Records supplied —
▼▼▼

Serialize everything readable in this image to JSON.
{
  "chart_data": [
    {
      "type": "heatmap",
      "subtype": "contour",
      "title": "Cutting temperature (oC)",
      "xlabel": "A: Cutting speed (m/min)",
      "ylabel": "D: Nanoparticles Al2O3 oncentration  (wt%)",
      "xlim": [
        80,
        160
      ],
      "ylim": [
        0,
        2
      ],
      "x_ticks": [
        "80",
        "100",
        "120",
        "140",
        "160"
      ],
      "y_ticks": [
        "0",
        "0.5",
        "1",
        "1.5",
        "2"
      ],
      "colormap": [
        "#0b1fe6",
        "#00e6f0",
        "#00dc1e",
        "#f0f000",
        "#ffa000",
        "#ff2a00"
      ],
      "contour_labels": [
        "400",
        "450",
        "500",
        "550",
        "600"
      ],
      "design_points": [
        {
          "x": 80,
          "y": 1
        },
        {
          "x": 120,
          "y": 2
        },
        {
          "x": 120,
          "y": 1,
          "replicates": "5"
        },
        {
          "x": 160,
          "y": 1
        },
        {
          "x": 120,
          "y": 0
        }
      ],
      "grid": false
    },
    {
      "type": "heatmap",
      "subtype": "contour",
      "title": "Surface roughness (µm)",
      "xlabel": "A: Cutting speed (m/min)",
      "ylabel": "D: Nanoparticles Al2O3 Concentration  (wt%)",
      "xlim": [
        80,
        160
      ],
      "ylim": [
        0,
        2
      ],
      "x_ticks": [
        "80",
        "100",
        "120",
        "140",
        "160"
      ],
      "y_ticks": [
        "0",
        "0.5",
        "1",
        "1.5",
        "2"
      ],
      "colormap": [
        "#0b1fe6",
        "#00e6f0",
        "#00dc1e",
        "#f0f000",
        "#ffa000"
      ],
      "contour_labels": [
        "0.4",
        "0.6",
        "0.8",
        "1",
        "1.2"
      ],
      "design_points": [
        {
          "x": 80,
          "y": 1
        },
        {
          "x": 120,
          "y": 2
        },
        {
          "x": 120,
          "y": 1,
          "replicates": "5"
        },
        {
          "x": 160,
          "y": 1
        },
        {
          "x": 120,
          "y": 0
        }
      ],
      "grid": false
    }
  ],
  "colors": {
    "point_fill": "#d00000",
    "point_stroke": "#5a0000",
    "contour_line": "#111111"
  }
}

▲▲▲

Your task is to gather every line with the word "title" and copy it.

      "title": "Cutting temperature (oC)",
      "title": "Surface roughness (µm)",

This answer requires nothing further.